THE DATA:

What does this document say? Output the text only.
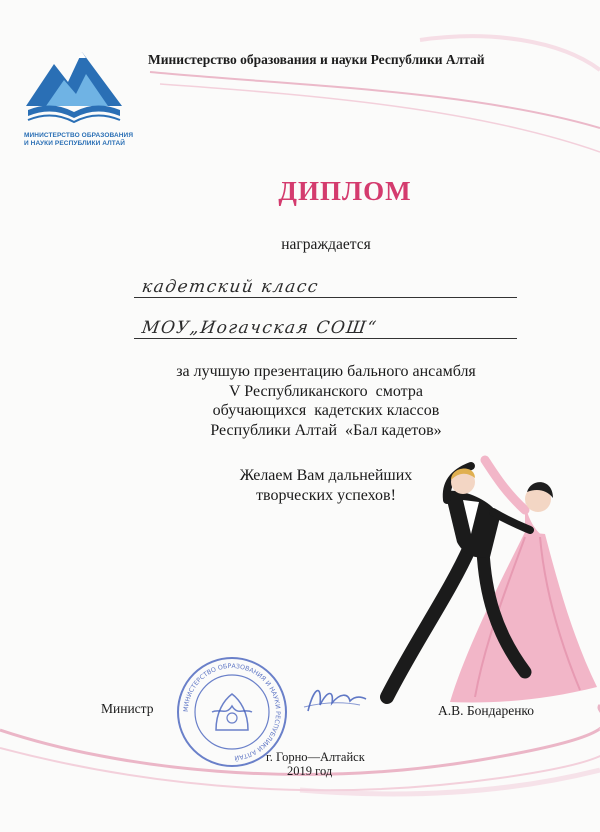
МИНИСТЕРСТВО ОБРАЗОВАНИЯ
И НАУКИ РЕСПУБЛИКИ АЛТАЙ
Министерство образования и науки Республики Алтай
ДИПЛОМ
награждается
кадетский класс
МОУ„Иогачская СОШ“
за лучшую презентацию бального ансамбля
V Республиканского  смотра
обучающихся  кадетских классов
Республики Алтай  «Бал кадетов»
Желаем Вам дальнейших
творческих успехов!
Министр	МИНИСТЕРСТВО ОБРАЗОВАНИЯ И НАУКИ РЕСПУБЛИКИ АЛТАЙ
А.В. Бондаренко
г. Горно—Алтайск
2019 год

YOUR TASK:
Reproduce the listing word for word and omit its pictures.

RESULT OF THE TASK:
What does this document say? Output the text only.
МИНИСТЕРСТВО ОБРАЗОВАНИЯ
И НАУКИ РЕСПУБЛИКИ АЛТАЙ
Министерство образования и науки Республики Алтай
ДИПЛОМ
награждается
кадетский класс
МОУ„Иогачская СОШ“
за лучшую презентацию бального ансамбля
V Республиканского  смотра
обучающихся  кадетских классов
Республики Алтай  «Бал кадетов»
Желаем Вам дальнейших
творческих успехов!
Министр	МИНИСТЕРСТВО ОБРАЗОВАНИЯ И НАУКИ РЕСПУБЛИКИ АЛТАЙ
А.В. Бондаренко
г. Горно—Алтайск
2019 год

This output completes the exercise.